◆ Short task: Below are the records; collect from them each line containing the string "offset".

◆ Task input:
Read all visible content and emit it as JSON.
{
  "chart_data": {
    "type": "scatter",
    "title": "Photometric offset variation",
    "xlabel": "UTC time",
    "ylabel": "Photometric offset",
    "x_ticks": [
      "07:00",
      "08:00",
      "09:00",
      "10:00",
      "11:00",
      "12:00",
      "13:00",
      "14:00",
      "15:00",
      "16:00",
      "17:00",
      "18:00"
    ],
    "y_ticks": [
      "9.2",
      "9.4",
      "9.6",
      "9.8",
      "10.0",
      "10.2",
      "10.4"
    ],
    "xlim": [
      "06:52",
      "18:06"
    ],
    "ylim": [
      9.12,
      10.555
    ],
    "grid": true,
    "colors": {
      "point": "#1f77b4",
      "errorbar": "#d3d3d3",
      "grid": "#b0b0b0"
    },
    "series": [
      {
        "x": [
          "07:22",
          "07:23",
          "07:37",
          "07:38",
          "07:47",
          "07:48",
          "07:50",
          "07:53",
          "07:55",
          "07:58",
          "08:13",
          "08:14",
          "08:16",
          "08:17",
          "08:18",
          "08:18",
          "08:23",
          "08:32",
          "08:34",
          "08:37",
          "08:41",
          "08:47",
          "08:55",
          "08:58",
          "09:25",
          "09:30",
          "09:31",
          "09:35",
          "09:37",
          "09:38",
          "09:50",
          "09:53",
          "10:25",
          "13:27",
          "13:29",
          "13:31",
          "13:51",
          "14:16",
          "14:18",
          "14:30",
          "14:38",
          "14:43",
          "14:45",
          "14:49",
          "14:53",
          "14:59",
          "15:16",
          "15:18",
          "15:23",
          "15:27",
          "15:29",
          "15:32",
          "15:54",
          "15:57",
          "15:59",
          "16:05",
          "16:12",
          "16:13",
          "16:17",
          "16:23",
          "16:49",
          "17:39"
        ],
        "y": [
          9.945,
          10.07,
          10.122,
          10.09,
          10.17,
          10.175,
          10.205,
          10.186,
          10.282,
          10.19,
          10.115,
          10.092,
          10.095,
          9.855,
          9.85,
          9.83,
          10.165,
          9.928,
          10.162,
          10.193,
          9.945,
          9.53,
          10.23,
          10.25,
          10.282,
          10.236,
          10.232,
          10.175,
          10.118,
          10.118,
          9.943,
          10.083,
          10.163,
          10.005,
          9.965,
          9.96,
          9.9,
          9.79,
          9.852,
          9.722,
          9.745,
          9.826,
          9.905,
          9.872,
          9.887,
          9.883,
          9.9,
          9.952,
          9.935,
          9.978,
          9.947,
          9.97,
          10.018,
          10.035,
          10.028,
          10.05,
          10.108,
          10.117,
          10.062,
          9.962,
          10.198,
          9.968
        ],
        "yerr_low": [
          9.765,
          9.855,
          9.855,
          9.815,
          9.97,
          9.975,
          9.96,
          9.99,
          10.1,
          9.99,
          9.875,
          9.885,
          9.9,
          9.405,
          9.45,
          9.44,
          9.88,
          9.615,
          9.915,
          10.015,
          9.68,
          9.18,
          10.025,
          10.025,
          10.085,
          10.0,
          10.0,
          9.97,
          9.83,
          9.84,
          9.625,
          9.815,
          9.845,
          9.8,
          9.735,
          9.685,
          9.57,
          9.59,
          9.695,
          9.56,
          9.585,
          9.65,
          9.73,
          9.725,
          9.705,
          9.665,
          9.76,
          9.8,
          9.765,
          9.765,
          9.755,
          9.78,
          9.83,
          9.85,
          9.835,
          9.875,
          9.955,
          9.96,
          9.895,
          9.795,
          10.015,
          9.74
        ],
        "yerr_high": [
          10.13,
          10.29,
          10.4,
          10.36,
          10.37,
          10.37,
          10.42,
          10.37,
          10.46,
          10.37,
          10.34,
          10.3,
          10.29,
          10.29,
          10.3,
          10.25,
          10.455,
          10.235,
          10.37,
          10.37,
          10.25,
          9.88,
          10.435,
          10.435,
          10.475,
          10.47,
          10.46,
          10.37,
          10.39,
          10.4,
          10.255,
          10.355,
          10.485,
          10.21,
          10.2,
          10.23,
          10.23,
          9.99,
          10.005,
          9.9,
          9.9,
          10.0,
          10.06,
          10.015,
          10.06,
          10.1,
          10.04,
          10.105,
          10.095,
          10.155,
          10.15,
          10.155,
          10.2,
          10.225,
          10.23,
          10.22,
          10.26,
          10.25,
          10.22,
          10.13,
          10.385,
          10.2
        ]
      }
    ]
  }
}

◆ Correct result:
    "title": "Photometric offset variation",
    "ylabel": "Photometric offset",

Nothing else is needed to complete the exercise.